- Lines of data:
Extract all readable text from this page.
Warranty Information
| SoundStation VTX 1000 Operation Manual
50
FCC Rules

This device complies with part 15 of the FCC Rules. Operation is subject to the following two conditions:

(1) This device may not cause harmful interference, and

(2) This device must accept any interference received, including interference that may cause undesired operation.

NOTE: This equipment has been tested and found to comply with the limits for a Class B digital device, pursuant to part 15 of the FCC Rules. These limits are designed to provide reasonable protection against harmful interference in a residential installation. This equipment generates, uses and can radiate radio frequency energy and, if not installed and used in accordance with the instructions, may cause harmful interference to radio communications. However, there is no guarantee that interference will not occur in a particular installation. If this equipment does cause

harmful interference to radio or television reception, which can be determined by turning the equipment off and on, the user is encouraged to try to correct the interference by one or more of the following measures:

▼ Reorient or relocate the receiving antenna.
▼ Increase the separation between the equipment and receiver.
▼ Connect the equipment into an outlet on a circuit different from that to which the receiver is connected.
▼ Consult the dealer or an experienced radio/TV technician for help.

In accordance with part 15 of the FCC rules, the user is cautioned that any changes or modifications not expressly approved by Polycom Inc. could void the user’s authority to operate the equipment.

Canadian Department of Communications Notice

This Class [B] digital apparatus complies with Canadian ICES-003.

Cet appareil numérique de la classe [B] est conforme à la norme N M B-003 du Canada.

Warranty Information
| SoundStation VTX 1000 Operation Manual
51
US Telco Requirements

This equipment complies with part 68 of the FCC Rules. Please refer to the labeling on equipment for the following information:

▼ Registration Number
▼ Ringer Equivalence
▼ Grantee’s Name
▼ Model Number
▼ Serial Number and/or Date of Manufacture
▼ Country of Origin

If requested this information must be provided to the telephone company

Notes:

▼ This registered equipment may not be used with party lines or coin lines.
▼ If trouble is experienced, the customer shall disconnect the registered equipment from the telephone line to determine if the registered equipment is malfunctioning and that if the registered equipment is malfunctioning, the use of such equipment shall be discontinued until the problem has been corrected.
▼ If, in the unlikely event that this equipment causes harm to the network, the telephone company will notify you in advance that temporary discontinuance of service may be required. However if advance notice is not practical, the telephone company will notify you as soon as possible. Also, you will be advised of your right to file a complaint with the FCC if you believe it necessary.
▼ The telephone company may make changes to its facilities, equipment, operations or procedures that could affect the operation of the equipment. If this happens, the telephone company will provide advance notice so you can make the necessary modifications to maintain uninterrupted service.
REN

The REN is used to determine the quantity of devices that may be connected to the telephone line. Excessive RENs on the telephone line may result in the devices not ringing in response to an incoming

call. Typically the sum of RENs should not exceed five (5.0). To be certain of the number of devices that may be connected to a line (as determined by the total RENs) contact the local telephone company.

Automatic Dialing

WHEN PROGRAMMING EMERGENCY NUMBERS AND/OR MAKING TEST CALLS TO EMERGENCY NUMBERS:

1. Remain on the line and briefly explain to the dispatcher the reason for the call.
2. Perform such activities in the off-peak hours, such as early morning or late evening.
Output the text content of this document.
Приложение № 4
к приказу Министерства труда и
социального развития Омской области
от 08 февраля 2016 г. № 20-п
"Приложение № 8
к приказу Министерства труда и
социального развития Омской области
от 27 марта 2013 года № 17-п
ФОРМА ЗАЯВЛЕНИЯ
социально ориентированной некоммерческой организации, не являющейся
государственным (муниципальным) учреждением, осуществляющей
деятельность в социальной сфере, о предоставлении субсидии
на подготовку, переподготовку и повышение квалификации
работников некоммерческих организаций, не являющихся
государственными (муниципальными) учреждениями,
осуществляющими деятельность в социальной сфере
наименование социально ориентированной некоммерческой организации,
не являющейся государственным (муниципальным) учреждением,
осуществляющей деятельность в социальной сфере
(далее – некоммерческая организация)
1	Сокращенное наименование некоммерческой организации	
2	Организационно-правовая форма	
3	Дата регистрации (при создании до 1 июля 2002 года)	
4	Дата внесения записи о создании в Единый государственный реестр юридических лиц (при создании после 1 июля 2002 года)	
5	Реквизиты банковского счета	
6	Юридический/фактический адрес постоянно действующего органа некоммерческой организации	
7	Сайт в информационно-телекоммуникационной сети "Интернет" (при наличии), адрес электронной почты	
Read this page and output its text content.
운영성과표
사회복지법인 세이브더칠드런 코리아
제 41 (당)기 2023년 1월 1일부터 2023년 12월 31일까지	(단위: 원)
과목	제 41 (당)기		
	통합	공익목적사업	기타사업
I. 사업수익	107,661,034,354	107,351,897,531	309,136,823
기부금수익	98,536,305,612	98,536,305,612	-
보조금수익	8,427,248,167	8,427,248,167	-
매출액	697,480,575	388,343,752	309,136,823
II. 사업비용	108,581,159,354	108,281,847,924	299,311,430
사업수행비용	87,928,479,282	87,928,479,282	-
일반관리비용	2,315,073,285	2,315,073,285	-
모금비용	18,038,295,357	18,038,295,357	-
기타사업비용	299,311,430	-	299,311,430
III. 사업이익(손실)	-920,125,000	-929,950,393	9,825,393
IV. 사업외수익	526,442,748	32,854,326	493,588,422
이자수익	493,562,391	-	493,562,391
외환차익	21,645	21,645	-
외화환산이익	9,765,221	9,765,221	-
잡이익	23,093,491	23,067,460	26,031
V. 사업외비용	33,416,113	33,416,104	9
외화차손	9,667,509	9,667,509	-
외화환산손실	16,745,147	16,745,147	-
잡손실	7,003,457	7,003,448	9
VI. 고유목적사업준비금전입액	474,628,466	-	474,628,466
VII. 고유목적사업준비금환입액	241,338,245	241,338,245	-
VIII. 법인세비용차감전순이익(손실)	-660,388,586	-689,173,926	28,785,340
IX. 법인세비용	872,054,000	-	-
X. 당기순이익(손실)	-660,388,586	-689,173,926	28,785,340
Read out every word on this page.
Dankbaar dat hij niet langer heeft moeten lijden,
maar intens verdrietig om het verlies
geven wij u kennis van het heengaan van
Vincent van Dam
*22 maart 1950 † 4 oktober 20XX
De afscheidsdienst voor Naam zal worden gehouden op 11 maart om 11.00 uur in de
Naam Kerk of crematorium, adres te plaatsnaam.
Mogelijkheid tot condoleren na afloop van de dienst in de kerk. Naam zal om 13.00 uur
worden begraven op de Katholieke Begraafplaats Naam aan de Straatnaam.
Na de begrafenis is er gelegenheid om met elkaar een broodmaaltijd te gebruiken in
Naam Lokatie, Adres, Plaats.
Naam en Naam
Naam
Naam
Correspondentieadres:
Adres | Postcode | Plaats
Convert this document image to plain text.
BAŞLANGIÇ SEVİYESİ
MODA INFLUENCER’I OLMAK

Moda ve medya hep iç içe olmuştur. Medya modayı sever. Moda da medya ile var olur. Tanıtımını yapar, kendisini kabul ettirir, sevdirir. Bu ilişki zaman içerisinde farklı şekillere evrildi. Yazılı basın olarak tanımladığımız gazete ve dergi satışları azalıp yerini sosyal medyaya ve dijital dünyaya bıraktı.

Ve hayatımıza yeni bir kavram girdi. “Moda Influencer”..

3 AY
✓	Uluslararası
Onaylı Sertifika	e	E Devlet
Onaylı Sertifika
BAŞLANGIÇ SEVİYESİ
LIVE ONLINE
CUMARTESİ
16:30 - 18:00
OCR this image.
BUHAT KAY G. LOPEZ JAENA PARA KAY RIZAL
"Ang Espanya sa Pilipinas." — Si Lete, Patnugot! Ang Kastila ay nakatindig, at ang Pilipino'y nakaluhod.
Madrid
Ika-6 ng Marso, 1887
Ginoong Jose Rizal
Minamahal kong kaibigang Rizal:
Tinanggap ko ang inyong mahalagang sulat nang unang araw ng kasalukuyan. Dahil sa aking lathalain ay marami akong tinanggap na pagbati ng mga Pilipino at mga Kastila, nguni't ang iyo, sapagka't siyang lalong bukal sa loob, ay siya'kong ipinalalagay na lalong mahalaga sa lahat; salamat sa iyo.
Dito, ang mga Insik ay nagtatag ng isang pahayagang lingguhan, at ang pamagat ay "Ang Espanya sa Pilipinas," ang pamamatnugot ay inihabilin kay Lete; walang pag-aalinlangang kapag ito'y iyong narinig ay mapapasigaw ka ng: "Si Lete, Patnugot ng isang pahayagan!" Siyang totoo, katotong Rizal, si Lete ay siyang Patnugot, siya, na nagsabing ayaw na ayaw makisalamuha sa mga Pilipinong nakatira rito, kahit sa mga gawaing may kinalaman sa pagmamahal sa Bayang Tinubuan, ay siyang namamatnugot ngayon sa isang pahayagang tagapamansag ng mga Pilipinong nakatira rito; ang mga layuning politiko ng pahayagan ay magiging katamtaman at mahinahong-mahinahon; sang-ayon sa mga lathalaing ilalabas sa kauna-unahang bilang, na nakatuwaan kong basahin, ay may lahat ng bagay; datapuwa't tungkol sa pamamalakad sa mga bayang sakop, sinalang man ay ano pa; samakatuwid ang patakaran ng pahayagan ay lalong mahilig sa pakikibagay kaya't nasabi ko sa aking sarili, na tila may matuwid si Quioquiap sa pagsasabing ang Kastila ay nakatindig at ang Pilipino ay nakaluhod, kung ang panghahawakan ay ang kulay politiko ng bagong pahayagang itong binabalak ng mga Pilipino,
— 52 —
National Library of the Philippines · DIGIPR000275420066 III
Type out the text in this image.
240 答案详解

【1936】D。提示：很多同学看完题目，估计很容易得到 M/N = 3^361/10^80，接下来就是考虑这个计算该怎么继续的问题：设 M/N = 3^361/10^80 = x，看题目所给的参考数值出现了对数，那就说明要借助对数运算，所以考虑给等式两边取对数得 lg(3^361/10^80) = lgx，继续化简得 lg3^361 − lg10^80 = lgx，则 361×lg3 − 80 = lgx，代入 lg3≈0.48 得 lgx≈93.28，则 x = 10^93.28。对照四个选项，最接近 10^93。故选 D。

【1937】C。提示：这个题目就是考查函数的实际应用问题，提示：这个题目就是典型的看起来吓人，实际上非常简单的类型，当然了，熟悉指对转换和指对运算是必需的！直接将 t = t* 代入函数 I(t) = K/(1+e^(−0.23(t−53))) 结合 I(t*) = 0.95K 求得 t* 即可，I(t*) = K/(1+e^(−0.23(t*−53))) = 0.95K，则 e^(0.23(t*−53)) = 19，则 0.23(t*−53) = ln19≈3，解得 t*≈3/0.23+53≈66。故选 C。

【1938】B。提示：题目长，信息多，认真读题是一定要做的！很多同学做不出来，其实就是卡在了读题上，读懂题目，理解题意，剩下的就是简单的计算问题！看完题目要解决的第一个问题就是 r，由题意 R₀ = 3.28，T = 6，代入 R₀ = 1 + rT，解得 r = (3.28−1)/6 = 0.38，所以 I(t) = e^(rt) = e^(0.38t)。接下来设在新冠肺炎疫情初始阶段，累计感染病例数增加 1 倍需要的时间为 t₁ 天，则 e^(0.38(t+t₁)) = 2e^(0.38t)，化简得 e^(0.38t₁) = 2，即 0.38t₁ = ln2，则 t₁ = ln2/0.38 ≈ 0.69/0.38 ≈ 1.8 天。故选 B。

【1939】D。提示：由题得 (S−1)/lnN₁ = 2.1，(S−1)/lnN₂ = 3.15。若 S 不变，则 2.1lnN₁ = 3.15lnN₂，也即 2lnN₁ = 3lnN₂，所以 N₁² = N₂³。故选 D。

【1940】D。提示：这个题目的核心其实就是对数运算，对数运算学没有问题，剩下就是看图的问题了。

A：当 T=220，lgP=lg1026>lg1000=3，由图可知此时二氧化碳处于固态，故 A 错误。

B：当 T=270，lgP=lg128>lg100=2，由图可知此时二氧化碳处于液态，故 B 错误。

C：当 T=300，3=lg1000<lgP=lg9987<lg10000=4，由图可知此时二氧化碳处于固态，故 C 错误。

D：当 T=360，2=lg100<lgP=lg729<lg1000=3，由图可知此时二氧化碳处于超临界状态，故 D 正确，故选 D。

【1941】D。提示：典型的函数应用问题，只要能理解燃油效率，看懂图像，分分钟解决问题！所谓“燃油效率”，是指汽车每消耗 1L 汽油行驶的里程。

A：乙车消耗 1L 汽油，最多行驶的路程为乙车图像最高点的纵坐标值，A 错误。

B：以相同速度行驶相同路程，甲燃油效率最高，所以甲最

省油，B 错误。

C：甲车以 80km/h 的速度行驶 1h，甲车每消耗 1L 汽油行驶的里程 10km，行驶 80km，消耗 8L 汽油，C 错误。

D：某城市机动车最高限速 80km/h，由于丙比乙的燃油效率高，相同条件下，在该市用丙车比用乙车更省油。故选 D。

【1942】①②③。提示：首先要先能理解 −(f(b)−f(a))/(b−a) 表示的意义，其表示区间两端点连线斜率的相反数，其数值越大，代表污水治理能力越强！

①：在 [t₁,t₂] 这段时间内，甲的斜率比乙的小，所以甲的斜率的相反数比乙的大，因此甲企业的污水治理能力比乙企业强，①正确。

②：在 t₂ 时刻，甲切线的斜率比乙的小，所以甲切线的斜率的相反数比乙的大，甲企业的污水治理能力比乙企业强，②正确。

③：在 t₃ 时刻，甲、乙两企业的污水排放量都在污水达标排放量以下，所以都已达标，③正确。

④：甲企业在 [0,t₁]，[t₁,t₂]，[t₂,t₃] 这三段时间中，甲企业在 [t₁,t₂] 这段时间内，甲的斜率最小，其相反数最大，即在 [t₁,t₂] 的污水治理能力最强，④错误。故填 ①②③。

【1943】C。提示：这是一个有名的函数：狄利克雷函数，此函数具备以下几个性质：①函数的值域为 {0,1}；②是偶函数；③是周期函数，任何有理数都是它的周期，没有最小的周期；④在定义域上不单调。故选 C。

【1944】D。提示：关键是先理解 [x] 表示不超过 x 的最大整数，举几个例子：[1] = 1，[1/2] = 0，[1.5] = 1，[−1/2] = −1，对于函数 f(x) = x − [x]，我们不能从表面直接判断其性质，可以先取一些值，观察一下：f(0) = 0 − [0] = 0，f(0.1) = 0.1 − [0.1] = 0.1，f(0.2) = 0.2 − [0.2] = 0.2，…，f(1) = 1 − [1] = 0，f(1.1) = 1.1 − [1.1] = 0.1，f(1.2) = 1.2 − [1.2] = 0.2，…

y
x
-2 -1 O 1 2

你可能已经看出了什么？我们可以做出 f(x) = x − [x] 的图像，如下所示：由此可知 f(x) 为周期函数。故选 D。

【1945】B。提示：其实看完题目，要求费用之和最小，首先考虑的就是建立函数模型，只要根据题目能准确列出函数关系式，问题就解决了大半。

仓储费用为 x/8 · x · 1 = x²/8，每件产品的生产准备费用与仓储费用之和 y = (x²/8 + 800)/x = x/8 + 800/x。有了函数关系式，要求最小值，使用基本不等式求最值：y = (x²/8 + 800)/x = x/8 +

- Exercise description: Copy out each line of the material that holds the word "организации".

- Reply to the task:
социально ориентированной некоммерческой организации, не являющейся
наименование социально ориентированной некоммерческой организации,
1	Сокращенное наименование некоммерческой организации	
6	Юридический/фактический адрес постоянно действующего органа некоммерческой организации	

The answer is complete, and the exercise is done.